Raw records:
===============

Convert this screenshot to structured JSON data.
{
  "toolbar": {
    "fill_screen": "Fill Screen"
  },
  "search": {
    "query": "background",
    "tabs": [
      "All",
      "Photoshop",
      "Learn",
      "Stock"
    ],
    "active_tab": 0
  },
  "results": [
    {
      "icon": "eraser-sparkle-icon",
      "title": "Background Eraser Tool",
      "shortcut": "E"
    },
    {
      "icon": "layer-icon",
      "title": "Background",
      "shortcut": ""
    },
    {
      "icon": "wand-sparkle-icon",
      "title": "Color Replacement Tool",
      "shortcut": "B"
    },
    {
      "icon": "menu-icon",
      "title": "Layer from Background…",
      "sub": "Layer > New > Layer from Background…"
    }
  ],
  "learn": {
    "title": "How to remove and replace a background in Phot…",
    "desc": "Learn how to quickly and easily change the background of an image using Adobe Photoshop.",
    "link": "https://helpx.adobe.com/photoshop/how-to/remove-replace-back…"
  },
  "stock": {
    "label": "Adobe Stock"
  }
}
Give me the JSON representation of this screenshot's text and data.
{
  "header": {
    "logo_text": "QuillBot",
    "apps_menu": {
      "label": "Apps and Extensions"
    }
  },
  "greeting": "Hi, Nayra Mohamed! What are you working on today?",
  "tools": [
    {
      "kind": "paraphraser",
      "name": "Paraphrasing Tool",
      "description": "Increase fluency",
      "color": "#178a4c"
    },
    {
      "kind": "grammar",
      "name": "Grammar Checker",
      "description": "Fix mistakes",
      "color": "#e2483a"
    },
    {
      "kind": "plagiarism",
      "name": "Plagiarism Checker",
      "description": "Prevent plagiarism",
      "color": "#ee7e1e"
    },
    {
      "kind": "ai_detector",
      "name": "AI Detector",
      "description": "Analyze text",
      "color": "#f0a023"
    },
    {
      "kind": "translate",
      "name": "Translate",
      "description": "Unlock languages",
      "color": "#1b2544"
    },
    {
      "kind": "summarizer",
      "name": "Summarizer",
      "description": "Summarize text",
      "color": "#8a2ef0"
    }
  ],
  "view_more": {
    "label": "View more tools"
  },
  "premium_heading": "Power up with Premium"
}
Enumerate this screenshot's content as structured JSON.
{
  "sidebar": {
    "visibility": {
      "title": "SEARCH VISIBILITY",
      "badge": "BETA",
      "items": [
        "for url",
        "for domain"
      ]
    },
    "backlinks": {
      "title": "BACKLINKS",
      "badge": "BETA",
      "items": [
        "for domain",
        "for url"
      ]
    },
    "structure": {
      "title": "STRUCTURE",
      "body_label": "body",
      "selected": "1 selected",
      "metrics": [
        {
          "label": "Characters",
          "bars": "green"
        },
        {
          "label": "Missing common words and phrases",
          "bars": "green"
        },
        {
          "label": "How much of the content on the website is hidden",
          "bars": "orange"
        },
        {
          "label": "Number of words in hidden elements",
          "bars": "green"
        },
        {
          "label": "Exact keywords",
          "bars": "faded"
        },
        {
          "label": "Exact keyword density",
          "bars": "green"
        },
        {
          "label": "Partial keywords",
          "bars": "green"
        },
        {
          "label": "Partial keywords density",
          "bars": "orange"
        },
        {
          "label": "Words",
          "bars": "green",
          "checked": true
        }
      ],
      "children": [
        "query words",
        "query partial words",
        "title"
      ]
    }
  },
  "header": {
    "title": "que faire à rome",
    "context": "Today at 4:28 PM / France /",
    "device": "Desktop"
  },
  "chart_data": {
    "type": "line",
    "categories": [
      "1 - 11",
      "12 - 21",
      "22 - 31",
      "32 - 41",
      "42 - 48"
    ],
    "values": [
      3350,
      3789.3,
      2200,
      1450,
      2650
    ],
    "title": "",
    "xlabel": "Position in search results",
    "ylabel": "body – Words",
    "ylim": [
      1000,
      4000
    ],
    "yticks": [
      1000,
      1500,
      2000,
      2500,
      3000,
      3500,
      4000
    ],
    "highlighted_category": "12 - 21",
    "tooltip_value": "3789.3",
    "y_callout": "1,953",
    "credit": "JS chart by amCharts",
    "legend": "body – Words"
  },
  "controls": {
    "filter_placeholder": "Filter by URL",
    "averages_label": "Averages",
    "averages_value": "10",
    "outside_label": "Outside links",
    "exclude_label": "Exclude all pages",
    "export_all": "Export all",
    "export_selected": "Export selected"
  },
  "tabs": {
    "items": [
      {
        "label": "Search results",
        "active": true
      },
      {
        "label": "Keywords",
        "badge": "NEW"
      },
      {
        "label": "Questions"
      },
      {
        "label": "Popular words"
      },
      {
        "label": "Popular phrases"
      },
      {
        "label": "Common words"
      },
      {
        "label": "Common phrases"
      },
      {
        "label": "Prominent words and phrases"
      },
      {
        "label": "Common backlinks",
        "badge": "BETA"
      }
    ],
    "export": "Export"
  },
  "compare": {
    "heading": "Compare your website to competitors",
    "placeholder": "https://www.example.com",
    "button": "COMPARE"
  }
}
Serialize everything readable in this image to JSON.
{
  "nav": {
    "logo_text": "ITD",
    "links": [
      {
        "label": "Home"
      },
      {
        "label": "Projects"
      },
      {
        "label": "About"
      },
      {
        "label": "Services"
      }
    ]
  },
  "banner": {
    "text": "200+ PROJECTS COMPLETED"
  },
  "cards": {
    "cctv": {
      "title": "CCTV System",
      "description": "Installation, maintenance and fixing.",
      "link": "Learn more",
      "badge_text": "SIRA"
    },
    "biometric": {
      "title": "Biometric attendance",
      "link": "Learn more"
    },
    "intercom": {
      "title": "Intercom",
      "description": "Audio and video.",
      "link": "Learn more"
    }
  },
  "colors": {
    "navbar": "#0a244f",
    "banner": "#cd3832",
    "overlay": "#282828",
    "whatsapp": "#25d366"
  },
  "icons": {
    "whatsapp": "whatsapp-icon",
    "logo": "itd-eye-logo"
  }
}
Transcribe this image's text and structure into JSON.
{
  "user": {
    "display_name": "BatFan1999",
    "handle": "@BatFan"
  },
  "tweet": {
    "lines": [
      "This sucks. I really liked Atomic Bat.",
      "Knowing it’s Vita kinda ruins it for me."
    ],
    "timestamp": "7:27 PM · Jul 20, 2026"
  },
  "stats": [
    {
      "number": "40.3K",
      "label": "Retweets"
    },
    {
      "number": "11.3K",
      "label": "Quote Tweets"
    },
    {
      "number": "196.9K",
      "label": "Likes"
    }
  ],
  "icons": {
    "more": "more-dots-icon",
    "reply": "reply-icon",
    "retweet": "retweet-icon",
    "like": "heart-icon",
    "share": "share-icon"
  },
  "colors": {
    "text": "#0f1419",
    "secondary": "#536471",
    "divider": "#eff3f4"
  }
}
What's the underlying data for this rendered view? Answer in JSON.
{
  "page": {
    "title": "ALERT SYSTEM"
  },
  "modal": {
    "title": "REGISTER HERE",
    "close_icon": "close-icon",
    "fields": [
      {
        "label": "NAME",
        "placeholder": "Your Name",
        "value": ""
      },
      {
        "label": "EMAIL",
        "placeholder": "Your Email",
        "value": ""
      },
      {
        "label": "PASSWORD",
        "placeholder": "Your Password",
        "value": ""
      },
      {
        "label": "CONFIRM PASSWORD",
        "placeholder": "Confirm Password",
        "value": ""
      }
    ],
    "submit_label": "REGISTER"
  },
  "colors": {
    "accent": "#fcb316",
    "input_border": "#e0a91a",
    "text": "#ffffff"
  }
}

===============

Written exercise -
Exactly reproduce all of the entries.

Response to the task -
Convert this screenshot to structured JSON data.
{
  "toolbar": {
    "fill_screen": "Fill Screen"
  },
  "search": {
    "query": "background",
    "tabs": [
      "All",
      "Photoshop",
      "Learn",
      "Stock"
    ],
    "active_tab": 0
  },
  "results": [
    {
      "icon": "eraser-sparkle-icon",
      "title": "Background Eraser Tool",
      "shortcut": "E"
    },
    {
      "icon": "layer-icon",
      "title": "Background",
      "shortcut": ""
    },
    {
      "icon": "wand-sparkle-icon",
      "title": "Color Replacement Tool",
      "shortcut": "B"
    },
    {
      "icon": "menu-icon",
      "title": "Layer from Background…",
      "sub": "Layer > New > Layer from Background…"
    }
  ],
  "learn": {
    "title": "How to remove and replace a background in Phot…",
    "desc": "Learn how to quickly and easily change the background of an image using Adobe Photoshop.",
    "link": "https://helpx.adobe.com/photoshop/how-to/remove-replace-back…"
  },
  "stock": {
    "label": "Adobe Stock"
  }
}
Give me the JSON representation of this screenshot's text and data.
{
  "header": {
    "logo_text": "QuillBot",
    "apps_menu": {
      "label": "Apps and Extensions"
    }
  },
  "greeting": "Hi, Nayra Mohamed! What are you working on today?",
  "tools": [
    {
      "kind": "paraphraser",
      "name": "Paraphrasing Tool",
      "description": "Increase fluency",
      "color": "#178a4c"
    },
    {
      "kind": "grammar",
      "name": "Grammar Checker",
      "description": "Fix mistakes",
      "color": "#e2483a"
    },
    {
      "kind": "plagiarism",
      "name": "Plagiarism Checker",
      "description": "Prevent plagiarism",
      "color": "#ee7e1e"
    },
    {
      "kind": "ai_detector",
      "name": "AI Detector",
      "description": "Analyze text",
      "color": "#f0a023"
    },
    {
      "kind": "translate",
      "name": "Translate",
      "description": "Unlock languages",
      "color": "#1b2544"
    },
    {
      "kind": "summarizer",
      "name": "Summarizer",
      "description": "Summarize text",
      "color": "#8a2ef0"
    }
  ],
  "view_more": {
    "label": "View more tools"
  },
  "premium_heading": "Power up with Premium"
}
Enumerate this screenshot's content as structured JSON.
{
  "sidebar": {
    "visibility": {
      "title": "SEARCH VISIBILITY",
      "badge": "BETA",
      "items": [
        "for url",
        "for domain"
      ]
    },
    "backlinks": {
      "title": "BACKLINKS",
      "badge": "BETA",
      "items": [
        "for domain",
        "for url"
      ]
    },
    "structure": {
      "title": "STRUCTURE",
      "body_label": "body",
      "selected": "1 selected",
      "metrics": [
        {
          "label": "Characters",
          "bars": "green"
        },
        {
          "label": "Missing common words and phrases",
          "bars": "green"
        },
        {
          "label": "How much of the content on the website is hidden",
          "bars": "orange"
        },
        {
          "label": "Number of words in hidden elements",
          "bars": "green"
        },
        {
          "label": "Exact keywords",
          "bars": "faded"
        },
        {
          "label": "Exact keyword density",
          "bars": "green"
        },
        {
          "label": "Partial keywords",
          "bars": "green"
        },
        {
          "label": "Partial keywords density",
          "bars": "orange"
        },
        {
          "label": "Words",
          "bars": "green",
          "checked": true
        }
      ],
      "children": [
        "query words",
        "query partial words",
        "title"
      ]
    }
  },
  "header": {
    "title": "que faire à rome",
    "context": "Today at 4:28 PM / France /",
    "device": "Desktop"
  },
  "chart_data": {
    "type": "line",
    "categories": [
      "1 - 11",
      "12 - 21",
      "22 - 31",
      "32 - 41",
      "42 - 48"
    ],
    "values": [
      3350,
      3789.3,
      2200,
      1450,
      2650
    ],
    "title": "",
    "xlabel": "Position in search results",
    "ylabel": "body – Words",
    "ylim": [
      1000,
      4000
    ],
    "yticks": [
      1000,
      1500,
      2000,
      2500,
      3000,
      3500,
      4000
    ],
    "highlighted_category": "12 - 21",
    "tooltip_value": "3789.3",
    "y_callout": "1,953",
    "credit": "JS chart by amCharts",
    "legend": "body – Words"
  },
  "controls": {
    "filter_placeholder": "Filter by URL",
    "averages_label": "Averages",
    "averages_value": "10",
    "outside_label": "Outside links",
    "exclude_label": "Exclude all pages",
    "export_all": "Export all",
    "export_selected": "Export selected"
  },
  "tabs": {
    "items": [
      {
        "label": "Search results",
        "active": true
      },
      {
        "label": "Keywords",
        "badge": "NEW"
      },
      {
        "label": "Questions"
      },
      {
        "label": "Popular words"
      },
      {
        "label": "Popular phrases"
      },
      {
        "label": "Common words"
      },
      {
        "label": "Common phrases"
      },
      {
        "label": "Prominent words and phrases"
      },
      {
        "label": "Common backlinks",
        "badge": "BETA"
      }
    ],
    "export": "Export"
  },
  "compare": {
    "heading": "Compare your website to competitors",
    "placeholder": "https://www.example.com",
    "button": "COMPARE"
  }
}
Serialize everything readable in this image to JSON.
{
  "nav": {
    "logo_text": "ITD",
    "links": [
      {
        "label": "Home"
      },
      {
        "label": "Projects"
      },
      {
        "label": "About"
      },
      {
        "label": "Services"
      }
    ]
  },
  "banner": {
    "text": "200+ PROJECTS COMPLETED"
  },
  "cards": {
    "cctv": {
      "title": "CCTV System",
      "description": "Installation, maintenance and fixing.",
      "link": "Learn more",
      "badge_text": "SIRA"
    },
    "biometric": {
      "title": "Biometric attendance",
      "link": "Learn more"
    },
    "intercom": {
      "title": "Intercom",
      "description": "Audio and video.",
      "link": "Learn more"
    }
  },
  "colors": {
    "navbar": "#0a244f",
    "banner": "#cd3832",
    "overlay": "#282828",
    "whatsapp": "#25d366"
  },
  "icons": {
    "whatsapp": "whatsapp-icon",
    "logo": "itd-eye-logo"
  }
}
Transcribe this image's text and structure into JSON.
{
  "user": {
    "display_name": "BatFan1999",
    "handle": "@BatFan"
  },
  "tweet": {
    "lines": [
      "This sucks. I really liked Atomic Bat.",
      "Knowing it’s Vita kinda ruins it for me."
    ],
    "timestamp": "7:27 PM · Jul 20, 2026"
  },
  "stats": [
    {
      "number": "40.3K",
      "label": "Retweets"
    },
    {
      "number": "11.3K",
      "label": "Quote Tweets"
    },
    {
      "number": "196.9K",
      "label": "Likes"
    }
  ],
  "icons": {
    "more": "more-dots-icon",
    "reply": "reply-icon",
    "retweet": "retweet-icon",
    "like": "heart-icon",
    "share": "share-icon"
  },
  "colors": {
    "text": "#0f1419",
    "secondary": "#536471",
    "divider": "#eff3f4"
  }
}
What's the underlying data for this rendered view? Answer in JSON.
{
  "page": {
    "title": "ALERT SYSTEM"
  },
  "modal": {
    "title": "REGISTER HERE",
    "close_icon": "close-icon",
    "fields": [
      {
        "label": "NAME",
        "placeholder": "Your Name",
        "value": ""
      },
      {
        "label": "EMAIL",
        "placeholder": "Your Email",
        "value": ""
      },
      {
        "label": "PASSWORD",
        "placeholder": "Your Password",
        "value": ""
      },
      {
        "label": "CONFIRM PASSWORD",
        "placeholder": "Confirm Password",
        "value": ""
      }
    ],
    "submit_label": "REGISTER"
  },
  "colors": {
    "accent": "#fcb316",
    "input_border": "#e0a91a",
    "text": "#ffffff"
  }
}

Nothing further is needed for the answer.